- **Rows**

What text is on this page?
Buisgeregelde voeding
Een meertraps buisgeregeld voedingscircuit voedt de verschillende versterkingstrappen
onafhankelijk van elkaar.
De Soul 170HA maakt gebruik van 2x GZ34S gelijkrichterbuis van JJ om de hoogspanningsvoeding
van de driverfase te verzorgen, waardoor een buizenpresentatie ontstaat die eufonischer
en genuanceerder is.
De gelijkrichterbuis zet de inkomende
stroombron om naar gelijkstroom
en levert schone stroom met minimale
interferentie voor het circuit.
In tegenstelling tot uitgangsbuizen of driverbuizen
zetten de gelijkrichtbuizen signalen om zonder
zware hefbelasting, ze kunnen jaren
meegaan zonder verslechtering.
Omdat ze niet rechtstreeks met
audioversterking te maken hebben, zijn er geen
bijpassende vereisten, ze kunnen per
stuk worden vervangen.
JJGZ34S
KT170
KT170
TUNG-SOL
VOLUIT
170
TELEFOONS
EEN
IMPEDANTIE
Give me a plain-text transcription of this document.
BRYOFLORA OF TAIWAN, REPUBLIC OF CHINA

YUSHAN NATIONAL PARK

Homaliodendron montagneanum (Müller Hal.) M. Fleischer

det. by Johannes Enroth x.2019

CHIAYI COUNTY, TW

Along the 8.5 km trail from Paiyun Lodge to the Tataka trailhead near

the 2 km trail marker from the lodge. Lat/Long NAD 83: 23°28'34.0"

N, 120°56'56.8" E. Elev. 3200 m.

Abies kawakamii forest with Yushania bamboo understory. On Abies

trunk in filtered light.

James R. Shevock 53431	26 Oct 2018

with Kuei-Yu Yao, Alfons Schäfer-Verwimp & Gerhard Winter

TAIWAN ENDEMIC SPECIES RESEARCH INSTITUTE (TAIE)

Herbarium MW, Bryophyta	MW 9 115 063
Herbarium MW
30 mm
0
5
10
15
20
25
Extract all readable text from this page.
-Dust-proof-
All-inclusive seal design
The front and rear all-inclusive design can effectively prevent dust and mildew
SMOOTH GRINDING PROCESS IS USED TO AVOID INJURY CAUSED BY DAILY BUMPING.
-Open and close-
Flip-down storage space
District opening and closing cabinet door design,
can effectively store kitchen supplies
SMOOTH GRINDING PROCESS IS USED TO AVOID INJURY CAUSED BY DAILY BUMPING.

- **What this task involves**
Transcribe only the trailing portion of the entries above: the line that contains "Extract all readable text from this page." and each line after it.

- **Reply**
Extract all readable text from this page.
-Dust-proof-
All-inclusive seal design
The front and rear all-inclusive design can effectively prevent dust and mildew
SMOOTH GRINDING PROCESS IS USED TO AVOID INJURY CAUSED BY DAILY BUMPING.
-Open and close-
Flip-down storage space
District opening and closing cabinet door design,
can effectively store kitchen supplies
SMOOTH GRINDING PROCESS IS USED TO AVOID INJURY CAUSED BY DAILY BUMPING.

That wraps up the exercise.